▶ [Exercise aim]:
What lines of the data hold the string "kind"? Pull each one out.

▶ [Records for this exercise]:
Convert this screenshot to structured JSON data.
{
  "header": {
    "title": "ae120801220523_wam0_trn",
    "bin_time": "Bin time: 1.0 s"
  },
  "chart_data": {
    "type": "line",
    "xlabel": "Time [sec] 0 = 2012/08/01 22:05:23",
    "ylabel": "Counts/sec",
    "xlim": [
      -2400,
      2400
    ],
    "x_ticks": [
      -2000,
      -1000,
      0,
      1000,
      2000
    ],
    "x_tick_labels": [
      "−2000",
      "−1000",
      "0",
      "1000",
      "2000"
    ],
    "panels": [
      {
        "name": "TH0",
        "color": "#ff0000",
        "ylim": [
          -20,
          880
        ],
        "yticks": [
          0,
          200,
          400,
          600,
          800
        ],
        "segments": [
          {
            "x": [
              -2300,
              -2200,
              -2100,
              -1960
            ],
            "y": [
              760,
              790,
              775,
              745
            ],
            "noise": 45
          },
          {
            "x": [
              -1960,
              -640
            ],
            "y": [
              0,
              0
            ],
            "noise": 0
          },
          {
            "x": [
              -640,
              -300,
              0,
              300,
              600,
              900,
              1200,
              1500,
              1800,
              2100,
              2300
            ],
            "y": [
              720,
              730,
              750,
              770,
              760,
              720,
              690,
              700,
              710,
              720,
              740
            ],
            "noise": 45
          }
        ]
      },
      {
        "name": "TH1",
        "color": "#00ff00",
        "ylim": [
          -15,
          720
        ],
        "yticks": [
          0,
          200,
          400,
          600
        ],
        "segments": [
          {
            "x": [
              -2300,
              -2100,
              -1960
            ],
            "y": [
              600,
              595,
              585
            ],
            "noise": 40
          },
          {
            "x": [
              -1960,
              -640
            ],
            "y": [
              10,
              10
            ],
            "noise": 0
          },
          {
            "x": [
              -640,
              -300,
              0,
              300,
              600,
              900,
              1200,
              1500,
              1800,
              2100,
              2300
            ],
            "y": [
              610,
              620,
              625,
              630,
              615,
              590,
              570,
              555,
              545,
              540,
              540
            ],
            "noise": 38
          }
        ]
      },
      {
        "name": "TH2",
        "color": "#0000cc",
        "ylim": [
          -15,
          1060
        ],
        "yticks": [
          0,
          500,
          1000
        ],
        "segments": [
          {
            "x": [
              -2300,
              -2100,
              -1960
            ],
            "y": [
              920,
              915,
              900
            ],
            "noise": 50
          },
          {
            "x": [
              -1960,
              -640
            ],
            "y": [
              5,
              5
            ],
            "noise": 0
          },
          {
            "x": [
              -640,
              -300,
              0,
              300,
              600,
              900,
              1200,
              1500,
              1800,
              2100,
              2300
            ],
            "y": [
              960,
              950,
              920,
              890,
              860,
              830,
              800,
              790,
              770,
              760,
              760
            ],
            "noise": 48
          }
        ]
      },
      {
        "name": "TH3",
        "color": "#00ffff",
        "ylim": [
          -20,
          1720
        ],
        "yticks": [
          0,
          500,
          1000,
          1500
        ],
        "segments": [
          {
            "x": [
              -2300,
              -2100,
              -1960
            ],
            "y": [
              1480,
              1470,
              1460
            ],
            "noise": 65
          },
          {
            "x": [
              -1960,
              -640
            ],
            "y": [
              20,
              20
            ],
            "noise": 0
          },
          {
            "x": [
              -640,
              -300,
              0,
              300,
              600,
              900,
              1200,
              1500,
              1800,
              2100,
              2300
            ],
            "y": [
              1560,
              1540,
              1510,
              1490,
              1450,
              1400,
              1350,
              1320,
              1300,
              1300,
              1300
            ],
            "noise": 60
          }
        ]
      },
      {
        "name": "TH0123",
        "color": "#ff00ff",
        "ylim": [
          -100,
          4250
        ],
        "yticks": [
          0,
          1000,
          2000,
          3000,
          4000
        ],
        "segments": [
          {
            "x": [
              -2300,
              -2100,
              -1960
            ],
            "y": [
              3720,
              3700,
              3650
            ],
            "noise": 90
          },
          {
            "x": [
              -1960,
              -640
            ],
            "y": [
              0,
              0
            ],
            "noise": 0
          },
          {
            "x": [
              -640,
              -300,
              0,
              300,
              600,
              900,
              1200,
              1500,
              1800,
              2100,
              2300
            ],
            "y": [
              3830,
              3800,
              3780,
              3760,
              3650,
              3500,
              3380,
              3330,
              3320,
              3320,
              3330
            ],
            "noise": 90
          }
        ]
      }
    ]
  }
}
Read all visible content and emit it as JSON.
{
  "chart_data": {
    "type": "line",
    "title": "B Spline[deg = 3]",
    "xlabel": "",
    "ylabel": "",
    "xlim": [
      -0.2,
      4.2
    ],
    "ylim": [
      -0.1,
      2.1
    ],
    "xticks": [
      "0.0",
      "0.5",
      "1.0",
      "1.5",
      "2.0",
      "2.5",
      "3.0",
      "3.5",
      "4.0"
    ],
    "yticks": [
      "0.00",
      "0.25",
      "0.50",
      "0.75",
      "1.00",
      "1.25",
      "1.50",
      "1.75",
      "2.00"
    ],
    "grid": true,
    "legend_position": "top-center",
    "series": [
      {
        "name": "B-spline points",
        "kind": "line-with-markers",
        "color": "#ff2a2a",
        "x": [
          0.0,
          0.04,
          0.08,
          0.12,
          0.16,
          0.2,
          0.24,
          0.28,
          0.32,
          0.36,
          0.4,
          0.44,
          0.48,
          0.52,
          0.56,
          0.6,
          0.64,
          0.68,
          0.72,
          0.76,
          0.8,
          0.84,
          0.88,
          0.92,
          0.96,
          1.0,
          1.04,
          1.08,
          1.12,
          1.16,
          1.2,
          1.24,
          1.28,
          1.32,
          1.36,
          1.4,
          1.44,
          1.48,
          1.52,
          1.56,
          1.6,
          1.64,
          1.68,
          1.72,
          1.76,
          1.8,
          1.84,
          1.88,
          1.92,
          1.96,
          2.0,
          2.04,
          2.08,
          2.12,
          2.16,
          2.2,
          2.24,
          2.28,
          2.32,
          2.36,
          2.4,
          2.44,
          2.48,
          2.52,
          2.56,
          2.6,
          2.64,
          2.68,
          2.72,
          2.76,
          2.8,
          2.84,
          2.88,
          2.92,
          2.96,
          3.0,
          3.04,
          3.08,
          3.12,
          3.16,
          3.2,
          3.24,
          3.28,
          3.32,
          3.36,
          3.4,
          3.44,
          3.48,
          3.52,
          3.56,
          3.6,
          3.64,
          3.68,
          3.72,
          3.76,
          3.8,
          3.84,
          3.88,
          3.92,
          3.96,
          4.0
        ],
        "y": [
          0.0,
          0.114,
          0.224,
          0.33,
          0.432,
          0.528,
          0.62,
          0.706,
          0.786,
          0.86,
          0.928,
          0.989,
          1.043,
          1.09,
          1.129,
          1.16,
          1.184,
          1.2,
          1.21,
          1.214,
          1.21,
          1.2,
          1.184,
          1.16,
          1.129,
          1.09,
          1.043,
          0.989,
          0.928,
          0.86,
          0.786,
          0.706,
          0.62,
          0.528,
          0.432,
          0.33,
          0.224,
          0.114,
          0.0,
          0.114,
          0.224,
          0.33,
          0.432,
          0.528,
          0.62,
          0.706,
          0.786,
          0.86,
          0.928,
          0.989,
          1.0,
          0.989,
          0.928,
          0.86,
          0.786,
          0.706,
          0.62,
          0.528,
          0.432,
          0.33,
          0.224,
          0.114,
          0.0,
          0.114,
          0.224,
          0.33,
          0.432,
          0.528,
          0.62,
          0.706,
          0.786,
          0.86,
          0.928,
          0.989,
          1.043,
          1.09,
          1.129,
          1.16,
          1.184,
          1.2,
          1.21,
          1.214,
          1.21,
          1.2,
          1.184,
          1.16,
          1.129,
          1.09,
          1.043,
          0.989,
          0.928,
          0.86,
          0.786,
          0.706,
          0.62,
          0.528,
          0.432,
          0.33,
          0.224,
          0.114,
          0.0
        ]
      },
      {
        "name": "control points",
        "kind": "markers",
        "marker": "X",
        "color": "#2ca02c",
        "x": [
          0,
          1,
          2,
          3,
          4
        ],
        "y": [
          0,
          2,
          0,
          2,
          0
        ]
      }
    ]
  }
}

▶ [Completed task]:
        "kind": "line-with-markers",
        "kind": "markers",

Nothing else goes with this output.